__TO BE DONE__
Tally the lines that contain the string "video" and state that total without comment.

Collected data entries

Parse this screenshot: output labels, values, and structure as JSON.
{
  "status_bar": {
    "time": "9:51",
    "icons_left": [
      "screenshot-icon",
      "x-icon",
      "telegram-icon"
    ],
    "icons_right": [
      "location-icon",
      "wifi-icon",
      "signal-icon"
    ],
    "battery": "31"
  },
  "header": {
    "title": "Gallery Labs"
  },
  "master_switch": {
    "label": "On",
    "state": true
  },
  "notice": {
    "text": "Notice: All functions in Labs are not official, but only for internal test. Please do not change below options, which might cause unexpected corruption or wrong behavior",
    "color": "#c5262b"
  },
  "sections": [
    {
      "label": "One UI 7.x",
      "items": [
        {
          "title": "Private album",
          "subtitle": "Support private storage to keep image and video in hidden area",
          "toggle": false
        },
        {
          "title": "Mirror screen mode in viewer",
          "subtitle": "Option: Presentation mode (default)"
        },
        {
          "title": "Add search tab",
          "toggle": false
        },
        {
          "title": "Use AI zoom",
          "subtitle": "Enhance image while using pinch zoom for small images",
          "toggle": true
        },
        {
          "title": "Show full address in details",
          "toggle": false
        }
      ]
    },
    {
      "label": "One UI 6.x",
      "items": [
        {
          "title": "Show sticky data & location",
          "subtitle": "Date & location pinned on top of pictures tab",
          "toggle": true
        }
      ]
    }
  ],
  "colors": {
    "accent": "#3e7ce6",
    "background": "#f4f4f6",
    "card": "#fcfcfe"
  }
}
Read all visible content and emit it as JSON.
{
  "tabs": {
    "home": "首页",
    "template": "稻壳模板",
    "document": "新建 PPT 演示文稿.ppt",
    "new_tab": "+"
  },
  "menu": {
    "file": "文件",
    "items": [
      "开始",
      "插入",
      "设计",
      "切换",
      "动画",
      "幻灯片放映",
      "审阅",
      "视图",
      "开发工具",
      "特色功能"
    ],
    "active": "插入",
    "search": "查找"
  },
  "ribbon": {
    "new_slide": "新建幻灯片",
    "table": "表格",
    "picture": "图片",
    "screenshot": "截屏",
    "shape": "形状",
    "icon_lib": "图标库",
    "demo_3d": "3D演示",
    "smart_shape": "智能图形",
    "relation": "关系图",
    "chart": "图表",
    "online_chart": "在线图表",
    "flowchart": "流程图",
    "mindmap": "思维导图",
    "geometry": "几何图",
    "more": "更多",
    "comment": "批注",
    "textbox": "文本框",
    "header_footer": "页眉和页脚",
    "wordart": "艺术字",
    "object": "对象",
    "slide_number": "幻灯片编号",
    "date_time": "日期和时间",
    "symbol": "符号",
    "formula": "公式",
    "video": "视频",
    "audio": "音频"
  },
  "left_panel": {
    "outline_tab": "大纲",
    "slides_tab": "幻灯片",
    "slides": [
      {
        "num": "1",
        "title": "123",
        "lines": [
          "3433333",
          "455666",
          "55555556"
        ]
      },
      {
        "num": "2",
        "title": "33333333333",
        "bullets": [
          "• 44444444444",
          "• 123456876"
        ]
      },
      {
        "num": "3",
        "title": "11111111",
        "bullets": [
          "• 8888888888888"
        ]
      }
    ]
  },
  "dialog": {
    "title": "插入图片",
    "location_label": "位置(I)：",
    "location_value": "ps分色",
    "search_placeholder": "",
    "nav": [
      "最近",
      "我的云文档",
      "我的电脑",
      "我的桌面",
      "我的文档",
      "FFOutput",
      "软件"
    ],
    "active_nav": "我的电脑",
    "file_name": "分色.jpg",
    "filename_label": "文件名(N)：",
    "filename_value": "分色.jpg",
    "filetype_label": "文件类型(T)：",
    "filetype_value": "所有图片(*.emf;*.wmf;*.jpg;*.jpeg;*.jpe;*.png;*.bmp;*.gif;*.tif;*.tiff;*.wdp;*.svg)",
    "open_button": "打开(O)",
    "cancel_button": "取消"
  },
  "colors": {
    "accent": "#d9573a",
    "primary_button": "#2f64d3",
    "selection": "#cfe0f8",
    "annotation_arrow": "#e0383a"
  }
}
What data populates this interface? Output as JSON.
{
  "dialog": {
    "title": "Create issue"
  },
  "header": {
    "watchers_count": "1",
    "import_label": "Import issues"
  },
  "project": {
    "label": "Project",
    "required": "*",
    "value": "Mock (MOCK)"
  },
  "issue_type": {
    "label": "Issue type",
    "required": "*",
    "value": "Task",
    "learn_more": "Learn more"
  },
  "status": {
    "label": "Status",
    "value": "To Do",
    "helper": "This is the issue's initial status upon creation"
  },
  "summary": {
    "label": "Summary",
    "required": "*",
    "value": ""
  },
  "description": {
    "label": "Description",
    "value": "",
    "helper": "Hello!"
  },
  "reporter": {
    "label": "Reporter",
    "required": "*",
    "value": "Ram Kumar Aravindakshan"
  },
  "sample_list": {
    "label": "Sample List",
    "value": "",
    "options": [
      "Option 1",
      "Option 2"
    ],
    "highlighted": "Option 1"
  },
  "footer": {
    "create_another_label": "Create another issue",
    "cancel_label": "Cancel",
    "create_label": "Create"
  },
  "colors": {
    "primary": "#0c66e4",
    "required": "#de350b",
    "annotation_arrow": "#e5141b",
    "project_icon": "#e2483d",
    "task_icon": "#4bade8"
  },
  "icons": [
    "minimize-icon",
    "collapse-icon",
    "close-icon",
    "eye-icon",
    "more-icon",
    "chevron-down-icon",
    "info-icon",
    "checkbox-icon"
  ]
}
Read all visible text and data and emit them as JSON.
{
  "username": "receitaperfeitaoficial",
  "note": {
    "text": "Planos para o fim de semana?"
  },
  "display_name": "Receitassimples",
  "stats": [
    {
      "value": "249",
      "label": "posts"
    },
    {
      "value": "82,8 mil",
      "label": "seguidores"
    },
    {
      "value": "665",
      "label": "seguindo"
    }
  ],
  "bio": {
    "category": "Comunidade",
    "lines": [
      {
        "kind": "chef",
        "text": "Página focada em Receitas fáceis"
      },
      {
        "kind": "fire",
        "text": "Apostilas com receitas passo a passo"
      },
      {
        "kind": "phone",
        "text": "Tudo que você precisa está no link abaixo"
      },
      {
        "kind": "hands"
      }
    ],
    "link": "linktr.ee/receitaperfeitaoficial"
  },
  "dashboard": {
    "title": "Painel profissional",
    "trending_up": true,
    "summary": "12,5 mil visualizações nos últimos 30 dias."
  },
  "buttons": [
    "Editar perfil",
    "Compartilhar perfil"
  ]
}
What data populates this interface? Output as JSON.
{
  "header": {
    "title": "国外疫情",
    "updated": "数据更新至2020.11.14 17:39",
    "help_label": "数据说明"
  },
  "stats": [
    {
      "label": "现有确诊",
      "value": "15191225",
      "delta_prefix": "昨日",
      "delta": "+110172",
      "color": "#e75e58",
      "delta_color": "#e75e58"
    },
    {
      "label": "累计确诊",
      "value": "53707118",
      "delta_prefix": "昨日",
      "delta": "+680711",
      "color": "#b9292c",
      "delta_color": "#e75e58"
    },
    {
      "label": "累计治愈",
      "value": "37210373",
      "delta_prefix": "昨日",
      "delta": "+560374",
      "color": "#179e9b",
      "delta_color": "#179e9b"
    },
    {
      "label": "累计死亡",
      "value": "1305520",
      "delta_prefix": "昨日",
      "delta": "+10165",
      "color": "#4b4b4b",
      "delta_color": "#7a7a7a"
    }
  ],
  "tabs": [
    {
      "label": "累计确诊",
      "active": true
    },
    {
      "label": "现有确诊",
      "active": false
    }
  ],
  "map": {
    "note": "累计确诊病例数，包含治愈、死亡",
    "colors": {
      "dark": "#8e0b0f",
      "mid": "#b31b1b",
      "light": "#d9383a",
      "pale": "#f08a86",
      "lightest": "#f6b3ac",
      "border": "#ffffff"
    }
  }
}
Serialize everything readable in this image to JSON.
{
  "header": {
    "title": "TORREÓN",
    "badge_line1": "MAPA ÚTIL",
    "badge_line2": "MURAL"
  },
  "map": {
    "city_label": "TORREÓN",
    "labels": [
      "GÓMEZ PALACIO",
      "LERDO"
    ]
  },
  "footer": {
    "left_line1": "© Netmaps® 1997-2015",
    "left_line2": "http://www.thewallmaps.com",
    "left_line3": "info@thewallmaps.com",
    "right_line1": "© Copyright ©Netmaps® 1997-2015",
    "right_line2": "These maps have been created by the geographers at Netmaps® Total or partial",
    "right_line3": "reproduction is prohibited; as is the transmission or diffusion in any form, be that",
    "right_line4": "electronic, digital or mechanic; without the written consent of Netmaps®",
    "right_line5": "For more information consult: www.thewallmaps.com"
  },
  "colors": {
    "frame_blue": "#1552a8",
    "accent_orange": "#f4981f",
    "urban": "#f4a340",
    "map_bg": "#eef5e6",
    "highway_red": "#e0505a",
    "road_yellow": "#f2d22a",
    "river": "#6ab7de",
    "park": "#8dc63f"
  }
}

__OUTPUT OF THE EXERCISE__
2